▶ PROBLEM TO SOLVE:
Report every line below that holds the word "source".

Extracts from a graphics dataset:

<<<<

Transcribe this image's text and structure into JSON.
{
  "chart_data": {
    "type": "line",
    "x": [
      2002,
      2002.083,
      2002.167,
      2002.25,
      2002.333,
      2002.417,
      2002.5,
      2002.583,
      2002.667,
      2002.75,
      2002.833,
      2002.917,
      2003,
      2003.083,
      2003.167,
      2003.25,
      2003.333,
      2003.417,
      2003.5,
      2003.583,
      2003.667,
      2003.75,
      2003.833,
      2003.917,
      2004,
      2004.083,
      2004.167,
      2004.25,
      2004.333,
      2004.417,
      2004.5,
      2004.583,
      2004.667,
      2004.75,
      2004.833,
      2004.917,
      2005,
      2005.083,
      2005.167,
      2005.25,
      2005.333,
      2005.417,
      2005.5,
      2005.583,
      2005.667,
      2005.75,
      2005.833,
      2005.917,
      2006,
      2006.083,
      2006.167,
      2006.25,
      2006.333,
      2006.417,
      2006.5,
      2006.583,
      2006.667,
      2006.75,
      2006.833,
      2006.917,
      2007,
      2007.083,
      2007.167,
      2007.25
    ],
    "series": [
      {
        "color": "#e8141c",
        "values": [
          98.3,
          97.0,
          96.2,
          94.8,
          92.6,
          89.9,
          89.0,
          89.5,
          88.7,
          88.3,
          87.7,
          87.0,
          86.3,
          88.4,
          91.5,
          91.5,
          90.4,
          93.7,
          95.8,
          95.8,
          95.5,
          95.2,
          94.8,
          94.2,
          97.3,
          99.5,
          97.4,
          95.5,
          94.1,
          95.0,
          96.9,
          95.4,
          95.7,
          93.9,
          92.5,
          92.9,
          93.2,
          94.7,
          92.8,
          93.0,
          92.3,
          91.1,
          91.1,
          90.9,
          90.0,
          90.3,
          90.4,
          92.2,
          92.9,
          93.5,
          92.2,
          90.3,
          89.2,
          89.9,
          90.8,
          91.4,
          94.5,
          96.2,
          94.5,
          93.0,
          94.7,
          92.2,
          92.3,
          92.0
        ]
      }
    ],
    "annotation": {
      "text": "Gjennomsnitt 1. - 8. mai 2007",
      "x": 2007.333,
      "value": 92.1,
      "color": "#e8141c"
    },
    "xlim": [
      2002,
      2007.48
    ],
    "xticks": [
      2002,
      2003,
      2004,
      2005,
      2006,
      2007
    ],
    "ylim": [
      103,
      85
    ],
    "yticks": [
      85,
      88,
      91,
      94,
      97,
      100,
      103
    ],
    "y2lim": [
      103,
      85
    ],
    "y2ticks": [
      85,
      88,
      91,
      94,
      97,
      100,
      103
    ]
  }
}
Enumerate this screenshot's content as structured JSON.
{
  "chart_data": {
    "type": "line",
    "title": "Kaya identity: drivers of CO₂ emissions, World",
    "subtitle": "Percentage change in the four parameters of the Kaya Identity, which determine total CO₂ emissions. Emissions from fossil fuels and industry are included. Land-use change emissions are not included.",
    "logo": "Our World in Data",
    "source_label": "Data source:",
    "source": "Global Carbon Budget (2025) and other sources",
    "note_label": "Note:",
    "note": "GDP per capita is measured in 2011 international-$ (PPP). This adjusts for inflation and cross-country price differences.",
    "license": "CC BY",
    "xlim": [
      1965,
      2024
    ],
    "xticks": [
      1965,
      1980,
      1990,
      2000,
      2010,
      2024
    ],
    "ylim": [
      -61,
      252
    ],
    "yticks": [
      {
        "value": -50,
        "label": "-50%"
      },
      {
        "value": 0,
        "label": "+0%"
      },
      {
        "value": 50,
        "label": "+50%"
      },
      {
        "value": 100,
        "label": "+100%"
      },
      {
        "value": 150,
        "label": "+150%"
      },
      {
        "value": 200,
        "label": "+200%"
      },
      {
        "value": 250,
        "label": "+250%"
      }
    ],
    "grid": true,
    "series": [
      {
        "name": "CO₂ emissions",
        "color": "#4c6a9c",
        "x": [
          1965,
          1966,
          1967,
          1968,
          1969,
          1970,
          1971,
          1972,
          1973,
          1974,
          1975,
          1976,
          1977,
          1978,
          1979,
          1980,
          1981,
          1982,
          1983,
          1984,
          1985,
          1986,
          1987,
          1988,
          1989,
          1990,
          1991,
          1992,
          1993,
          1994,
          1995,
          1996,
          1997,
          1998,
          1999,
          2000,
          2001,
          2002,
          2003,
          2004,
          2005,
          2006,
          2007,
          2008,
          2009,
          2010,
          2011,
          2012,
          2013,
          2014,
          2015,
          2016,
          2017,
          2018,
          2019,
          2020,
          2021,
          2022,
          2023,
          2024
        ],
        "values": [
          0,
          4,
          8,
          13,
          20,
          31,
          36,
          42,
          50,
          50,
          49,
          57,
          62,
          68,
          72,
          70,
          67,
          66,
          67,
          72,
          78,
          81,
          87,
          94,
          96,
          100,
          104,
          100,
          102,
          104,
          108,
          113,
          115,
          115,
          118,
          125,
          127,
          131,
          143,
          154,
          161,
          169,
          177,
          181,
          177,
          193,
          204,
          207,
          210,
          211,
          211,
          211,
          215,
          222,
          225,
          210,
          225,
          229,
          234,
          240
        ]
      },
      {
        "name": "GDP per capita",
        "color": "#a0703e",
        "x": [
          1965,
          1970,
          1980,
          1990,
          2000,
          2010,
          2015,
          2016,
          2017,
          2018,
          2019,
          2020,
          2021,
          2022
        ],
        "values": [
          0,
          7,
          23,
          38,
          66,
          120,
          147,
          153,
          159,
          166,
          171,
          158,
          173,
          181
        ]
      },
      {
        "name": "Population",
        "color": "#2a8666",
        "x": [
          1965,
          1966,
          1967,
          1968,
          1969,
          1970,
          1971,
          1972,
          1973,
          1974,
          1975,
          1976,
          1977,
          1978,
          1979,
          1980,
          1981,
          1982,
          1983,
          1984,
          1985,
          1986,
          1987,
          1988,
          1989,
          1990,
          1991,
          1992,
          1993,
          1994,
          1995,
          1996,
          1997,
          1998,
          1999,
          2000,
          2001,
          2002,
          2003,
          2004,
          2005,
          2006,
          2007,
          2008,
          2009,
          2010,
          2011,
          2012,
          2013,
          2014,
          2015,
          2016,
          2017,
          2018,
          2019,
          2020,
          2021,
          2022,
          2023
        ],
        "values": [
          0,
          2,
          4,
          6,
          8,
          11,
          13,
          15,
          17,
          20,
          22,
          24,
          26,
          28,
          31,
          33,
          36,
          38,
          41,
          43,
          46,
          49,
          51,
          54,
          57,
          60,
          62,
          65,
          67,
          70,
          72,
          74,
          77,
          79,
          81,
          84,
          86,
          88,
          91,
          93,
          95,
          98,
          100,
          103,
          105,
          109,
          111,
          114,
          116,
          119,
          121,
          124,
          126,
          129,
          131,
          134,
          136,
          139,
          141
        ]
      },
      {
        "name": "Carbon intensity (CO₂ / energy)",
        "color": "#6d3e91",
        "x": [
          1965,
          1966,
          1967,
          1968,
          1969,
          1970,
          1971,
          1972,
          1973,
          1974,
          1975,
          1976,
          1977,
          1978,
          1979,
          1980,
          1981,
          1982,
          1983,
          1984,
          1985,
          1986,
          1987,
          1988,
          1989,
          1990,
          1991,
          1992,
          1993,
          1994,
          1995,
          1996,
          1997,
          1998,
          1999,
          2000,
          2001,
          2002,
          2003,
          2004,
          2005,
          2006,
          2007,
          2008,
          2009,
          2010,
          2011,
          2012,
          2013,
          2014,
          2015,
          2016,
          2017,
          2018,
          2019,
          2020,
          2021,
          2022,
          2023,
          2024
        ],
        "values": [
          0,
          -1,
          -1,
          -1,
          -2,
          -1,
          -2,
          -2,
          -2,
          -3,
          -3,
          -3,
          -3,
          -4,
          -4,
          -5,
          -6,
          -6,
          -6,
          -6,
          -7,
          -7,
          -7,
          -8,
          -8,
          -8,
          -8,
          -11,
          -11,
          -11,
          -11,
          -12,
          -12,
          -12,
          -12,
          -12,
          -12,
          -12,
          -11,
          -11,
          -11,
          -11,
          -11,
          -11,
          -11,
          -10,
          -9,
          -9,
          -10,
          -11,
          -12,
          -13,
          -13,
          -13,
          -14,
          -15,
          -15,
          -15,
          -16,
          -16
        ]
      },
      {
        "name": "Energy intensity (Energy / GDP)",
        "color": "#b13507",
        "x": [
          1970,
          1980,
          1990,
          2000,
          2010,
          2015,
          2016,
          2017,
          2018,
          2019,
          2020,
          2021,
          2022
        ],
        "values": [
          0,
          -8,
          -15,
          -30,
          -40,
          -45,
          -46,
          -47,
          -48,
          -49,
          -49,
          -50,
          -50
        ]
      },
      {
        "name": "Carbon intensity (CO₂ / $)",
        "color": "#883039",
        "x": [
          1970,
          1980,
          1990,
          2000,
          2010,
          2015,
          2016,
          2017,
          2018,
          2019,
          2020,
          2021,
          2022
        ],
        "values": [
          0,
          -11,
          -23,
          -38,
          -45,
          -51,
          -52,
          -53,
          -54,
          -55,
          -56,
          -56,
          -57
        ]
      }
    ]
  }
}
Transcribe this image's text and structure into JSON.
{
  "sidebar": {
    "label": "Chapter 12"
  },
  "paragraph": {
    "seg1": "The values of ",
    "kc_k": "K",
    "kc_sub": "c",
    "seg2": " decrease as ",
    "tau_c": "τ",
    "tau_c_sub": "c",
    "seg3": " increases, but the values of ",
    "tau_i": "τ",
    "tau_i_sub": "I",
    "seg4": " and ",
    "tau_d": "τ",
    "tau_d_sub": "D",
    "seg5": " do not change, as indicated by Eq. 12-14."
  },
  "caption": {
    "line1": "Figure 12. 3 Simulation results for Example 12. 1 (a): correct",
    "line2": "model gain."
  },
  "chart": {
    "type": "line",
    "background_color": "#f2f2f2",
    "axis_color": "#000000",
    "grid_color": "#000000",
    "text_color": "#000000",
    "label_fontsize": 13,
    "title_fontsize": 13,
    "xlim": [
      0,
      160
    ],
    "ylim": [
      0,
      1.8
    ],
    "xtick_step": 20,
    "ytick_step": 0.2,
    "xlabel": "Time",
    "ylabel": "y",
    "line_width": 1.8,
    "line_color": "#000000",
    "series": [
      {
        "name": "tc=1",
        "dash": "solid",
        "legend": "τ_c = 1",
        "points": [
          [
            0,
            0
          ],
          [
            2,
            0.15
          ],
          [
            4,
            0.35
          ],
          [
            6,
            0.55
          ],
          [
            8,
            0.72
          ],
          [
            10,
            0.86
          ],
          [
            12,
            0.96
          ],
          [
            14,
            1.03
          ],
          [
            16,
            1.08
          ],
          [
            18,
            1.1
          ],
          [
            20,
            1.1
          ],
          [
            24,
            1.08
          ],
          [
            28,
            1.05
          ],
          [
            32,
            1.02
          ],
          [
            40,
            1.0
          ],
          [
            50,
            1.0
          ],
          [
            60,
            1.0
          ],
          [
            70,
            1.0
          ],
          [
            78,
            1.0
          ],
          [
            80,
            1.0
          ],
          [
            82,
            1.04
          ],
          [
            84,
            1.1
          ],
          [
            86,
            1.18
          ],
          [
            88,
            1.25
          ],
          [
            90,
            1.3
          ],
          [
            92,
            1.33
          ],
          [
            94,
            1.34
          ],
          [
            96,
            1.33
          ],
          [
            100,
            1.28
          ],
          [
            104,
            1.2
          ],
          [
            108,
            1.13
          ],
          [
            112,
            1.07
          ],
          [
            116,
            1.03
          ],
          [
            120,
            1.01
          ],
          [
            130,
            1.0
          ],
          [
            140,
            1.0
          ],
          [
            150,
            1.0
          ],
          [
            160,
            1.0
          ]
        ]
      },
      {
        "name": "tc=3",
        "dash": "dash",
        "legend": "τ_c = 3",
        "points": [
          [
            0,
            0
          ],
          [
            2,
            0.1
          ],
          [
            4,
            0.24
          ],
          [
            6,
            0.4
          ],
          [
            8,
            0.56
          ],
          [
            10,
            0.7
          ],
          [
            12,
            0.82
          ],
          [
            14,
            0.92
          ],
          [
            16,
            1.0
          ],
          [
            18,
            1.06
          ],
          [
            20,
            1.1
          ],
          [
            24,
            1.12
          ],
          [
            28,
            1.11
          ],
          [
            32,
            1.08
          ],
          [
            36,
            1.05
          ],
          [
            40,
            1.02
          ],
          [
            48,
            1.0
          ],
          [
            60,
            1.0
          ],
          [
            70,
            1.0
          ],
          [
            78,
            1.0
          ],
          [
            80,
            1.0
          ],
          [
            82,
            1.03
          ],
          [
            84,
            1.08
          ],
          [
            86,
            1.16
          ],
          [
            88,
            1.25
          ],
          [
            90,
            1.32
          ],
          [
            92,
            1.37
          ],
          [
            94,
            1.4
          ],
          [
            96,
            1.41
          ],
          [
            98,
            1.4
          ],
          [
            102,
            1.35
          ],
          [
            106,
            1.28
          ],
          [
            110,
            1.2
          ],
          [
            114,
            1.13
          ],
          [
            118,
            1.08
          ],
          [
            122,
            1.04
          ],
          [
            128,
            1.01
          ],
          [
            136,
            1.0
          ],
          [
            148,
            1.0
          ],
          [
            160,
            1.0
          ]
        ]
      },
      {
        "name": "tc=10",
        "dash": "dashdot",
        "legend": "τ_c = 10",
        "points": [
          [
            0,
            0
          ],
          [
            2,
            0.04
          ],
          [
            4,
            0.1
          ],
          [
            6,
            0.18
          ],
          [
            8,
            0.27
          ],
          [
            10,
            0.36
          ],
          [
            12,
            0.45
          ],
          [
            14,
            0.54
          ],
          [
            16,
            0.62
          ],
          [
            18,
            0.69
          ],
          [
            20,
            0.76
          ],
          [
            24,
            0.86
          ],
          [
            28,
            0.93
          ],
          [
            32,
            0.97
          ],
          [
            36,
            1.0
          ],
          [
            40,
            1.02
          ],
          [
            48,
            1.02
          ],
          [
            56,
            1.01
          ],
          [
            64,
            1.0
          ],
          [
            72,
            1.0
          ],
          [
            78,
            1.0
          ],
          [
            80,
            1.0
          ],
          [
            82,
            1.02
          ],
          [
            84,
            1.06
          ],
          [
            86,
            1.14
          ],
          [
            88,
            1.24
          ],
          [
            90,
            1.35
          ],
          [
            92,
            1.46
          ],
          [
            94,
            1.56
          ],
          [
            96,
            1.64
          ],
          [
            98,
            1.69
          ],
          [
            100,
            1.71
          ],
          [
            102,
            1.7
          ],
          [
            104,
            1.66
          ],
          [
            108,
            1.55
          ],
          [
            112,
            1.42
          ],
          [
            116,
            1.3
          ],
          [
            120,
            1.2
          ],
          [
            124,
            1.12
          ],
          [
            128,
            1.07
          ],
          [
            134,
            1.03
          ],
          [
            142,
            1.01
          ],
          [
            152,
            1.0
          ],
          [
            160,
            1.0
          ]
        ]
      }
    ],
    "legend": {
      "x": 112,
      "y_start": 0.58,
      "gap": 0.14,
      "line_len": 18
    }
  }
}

>>>>

▶ ANSWER TO THIS EXERCISE:
    "source_label": "Data source:",
    "source": "Global Carbon Budget (2025) and other sources",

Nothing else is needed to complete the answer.